* begin *

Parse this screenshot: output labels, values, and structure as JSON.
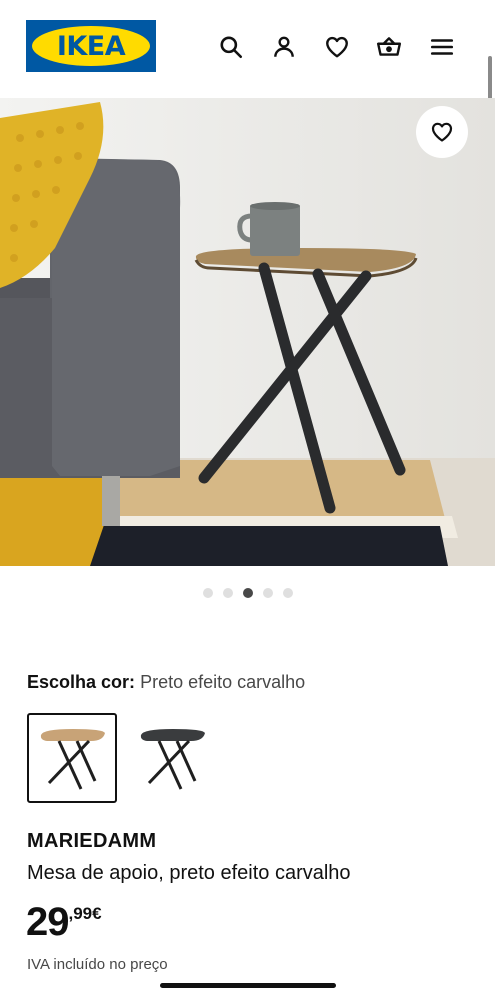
{
  "brand": {
    "logo_text": "IKEA"
  },
  "header_icons": [
    "search-icon",
    "user-icon",
    "heart-icon",
    "cart-icon",
    "menu-icon"
  ],
  "gallery": {
    "image_count": 5,
    "active_index": 3
  },
  "color_choice": {
    "label": "Escolha cor:",
    "selected": "Preto efeito carvalho"
  },
  "product": {
    "name": "MARIEDAMM",
    "description": "Mesa de apoio, preto efeito carvalho",
    "price_whole": "29",
    "price_decimal": ",99€",
    "vat_note": "IVA incluído no preço"
  },
  "colors": {
    "brand_blue": "#0058a3",
    "brand_yellow": "#ffdb00"
  }
}
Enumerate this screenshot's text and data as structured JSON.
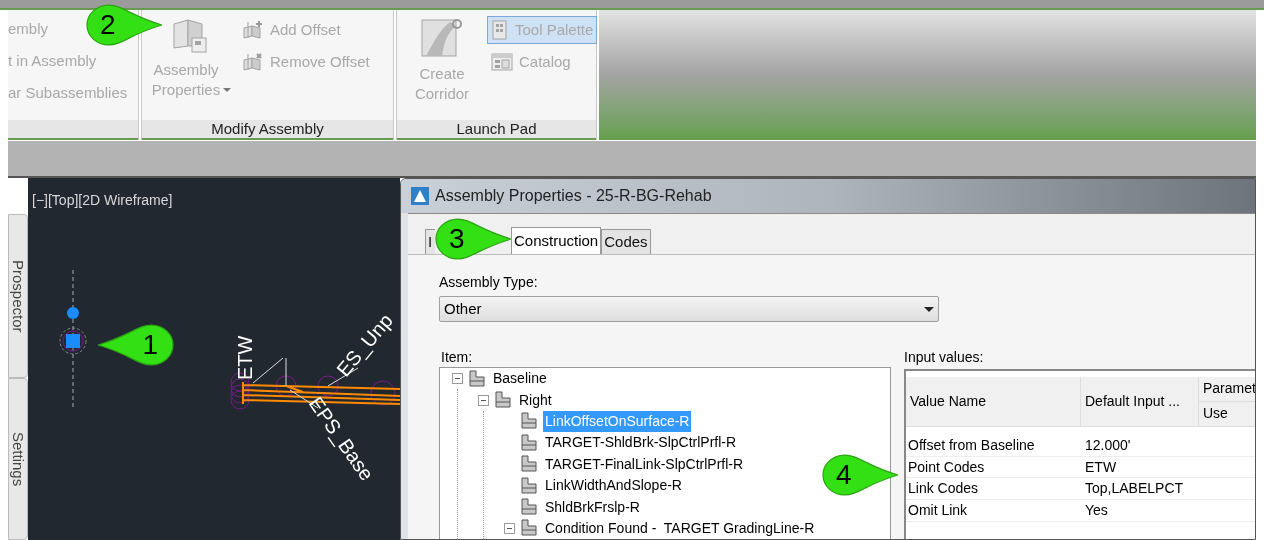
{
  "ribbon": {
    "left_panel": {
      "items": [
        {
          "label": "embly"
        },
        {
          "label": "t in Assembly"
        },
        {
          "label": "ar Subassemblies"
        }
      ]
    },
    "panels": [
      {
        "title": "Modify Assembly",
        "large": {
          "label": "Assembly Properties",
          "disabled": true,
          "has_menu": true
        },
        "small": [
          {
            "label": "Add Offset",
            "disabled": true,
            "active": false
          },
          {
            "label": "Remove Offset",
            "disabled": true,
            "active": false
          }
        ]
      },
      {
        "title": "Launch Pad",
        "large": {
          "label": "Create Corridor",
          "disabled": true,
          "has_menu": false
        },
        "small": [
          {
            "label": "Tool Palette",
            "disabled": true,
            "active": true
          },
          {
            "label": "Catalog",
            "disabled": true,
            "active": false
          }
        ]
      }
    ]
  },
  "side_tabs": [
    {
      "label": "Prospector"
    },
    {
      "label": "Settings"
    }
  ],
  "viewport": {
    "label": "[−][Top][2D Wireframe]",
    "drawing_labels": [
      {
        "label": "ETW"
      },
      {
        "label": "ES_Unp"
      },
      {
        "label": "EPS_Base"
      }
    ]
  },
  "dialog": {
    "title": "Assembly Properties - 25-R-BG-Rehab",
    "tabs": [
      {
        "label": "I",
        "selected": false
      },
      {
        "label": "Construction",
        "selected": true
      },
      {
        "label": "Codes",
        "selected": false
      }
    ],
    "assembly_type": {
      "label": "Assembly Type:",
      "value": "Other"
    },
    "item_label": "Item:",
    "tree": [
      {
        "label": "Baseline",
        "expanded": true,
        "selected": false,
        "children": [
          {
            "label": "Right",
            "expanded": true,
            "selected": false,
            "children": [
              {
                "label": "LinkOffsetOnSurface-R",
                "selected": true
              },
              {
                "label": "TARGET-ShldBrk-SlpCtrlPrfl-R",
                "selected": false
              },
              {
                "label": "TARGET-FinalLink-SlpCtrlPrfl-R",
                "selected": false
              },
              {
                "label": "LinkWidthAndSlope-R",
                "selected": false
              },
              {
                "label": "ShldBrkFrslp-R",
                "selected": false
              },
              {
                "label": "Condition Found -  TARGET GradingLine-R",
                "expanded": true,
                "selected": false
              }
            ]
          }
        ]
      }
    ],
    "input_values": {
      "label": "Input values:",
      "columns": [
        "Value Name",
        "Default Input ..."
      ],
      "group_column": {
        "label": "Paramet",
        "sub": "Use"
      },
      "rows": [
        {
          "name": "Offset from Baseline",
          "default": "12.000'"
        },
        {
          "name": "Point Codes",
          "default": "ETW"
        },
        {
          "name": "Link Codes",
          "default": "Top,LABELPCT"
        },
        {
          "name": "Omit Link",
          "default": "Yes"
        }
      ]
    }
  },
  "callouts": [
    {
      "label": "1"
    },
    {
      "label": "2"
    },
    {
      "label": "3"
    },
    {
      "label": "4"
    }
  ]
}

* end *

◆ **The exercise**: Give only the number of lines in the listing above that include the string "Codes".

◆ **Result for this exercise**: 3